**WORK TO BE COMPLETED**
Copy out every line that contains the word "before".

**INFORMATION PROVIDED**
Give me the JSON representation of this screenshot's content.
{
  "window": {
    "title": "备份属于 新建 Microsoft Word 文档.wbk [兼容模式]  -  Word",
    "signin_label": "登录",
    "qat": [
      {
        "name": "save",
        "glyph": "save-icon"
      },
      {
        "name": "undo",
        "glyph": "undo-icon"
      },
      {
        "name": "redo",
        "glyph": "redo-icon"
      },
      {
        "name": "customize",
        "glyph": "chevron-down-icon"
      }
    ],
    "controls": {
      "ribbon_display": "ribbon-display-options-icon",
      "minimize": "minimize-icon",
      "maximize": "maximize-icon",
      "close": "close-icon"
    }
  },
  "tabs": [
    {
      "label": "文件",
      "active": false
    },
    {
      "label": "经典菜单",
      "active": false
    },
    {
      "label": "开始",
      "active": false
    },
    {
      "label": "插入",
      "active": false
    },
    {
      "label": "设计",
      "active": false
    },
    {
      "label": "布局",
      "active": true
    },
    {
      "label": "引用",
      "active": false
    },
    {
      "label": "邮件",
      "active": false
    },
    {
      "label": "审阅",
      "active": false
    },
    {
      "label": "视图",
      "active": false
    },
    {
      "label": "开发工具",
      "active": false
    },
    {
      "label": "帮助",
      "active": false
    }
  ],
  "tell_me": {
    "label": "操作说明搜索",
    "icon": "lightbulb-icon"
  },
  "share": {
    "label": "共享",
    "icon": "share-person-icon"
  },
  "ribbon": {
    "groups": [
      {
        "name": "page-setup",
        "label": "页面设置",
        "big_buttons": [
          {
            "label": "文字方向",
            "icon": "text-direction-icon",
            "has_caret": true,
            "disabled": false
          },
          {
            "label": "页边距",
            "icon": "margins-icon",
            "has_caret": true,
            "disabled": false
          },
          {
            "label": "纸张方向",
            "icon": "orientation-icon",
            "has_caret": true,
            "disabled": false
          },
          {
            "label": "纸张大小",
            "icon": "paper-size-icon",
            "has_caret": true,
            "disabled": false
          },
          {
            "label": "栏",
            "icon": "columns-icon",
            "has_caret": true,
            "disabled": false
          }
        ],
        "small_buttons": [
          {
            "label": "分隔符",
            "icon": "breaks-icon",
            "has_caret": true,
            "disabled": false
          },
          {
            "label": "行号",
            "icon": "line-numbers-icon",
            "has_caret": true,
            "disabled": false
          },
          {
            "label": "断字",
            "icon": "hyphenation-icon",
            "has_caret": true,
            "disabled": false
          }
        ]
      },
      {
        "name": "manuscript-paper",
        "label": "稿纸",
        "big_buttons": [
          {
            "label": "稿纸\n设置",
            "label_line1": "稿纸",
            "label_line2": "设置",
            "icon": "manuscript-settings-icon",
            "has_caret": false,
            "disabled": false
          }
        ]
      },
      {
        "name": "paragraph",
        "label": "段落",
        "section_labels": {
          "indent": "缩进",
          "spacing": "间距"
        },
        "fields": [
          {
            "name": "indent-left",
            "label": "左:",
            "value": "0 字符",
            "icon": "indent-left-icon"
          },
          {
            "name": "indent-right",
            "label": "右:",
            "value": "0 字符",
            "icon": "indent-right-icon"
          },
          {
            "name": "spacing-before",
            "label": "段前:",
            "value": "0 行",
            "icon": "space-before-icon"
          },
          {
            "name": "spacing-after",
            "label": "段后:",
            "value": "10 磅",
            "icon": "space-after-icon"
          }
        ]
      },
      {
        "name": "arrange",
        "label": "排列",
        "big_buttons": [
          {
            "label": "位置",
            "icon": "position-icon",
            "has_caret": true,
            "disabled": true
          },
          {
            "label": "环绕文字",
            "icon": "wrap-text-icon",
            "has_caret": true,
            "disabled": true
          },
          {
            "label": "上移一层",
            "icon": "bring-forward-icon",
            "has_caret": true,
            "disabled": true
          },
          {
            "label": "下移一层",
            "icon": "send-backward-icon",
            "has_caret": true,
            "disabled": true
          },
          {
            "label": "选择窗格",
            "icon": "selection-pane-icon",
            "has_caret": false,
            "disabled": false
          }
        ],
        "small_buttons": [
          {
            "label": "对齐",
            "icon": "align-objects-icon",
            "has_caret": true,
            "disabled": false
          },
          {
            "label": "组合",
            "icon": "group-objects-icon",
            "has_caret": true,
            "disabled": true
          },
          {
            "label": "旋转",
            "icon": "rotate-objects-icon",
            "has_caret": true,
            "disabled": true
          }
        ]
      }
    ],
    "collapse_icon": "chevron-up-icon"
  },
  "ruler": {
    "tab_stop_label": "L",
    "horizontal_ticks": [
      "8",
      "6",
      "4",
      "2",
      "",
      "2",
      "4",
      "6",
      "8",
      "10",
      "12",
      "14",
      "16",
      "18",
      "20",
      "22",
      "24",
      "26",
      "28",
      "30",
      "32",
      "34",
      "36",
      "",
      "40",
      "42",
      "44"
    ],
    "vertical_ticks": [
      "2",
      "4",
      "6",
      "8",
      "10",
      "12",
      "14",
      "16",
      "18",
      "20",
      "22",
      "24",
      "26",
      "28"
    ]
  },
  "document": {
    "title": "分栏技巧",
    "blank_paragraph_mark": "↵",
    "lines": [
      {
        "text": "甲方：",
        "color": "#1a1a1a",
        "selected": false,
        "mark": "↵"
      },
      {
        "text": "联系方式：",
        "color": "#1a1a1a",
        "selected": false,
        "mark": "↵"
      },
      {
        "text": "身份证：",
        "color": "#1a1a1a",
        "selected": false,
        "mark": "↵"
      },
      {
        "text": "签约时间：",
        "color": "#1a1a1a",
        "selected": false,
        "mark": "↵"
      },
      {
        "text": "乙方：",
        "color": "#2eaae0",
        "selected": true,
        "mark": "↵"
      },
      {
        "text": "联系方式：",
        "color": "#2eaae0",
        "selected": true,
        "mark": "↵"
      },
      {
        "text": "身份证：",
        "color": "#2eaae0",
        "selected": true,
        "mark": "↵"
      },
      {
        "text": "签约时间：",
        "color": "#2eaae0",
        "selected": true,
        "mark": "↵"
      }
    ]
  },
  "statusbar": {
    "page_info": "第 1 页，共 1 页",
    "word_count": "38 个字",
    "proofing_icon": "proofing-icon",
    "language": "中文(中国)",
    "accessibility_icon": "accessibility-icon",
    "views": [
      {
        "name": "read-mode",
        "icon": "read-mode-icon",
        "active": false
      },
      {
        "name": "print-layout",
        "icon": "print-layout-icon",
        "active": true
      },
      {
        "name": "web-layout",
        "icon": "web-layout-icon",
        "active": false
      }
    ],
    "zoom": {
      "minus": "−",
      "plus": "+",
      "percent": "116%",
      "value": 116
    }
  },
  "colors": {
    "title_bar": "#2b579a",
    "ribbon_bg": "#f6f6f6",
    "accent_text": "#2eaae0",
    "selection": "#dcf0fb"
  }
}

**TASK ANSWER**
            "name": "spacing-before",
            "icon": "space-before-icon"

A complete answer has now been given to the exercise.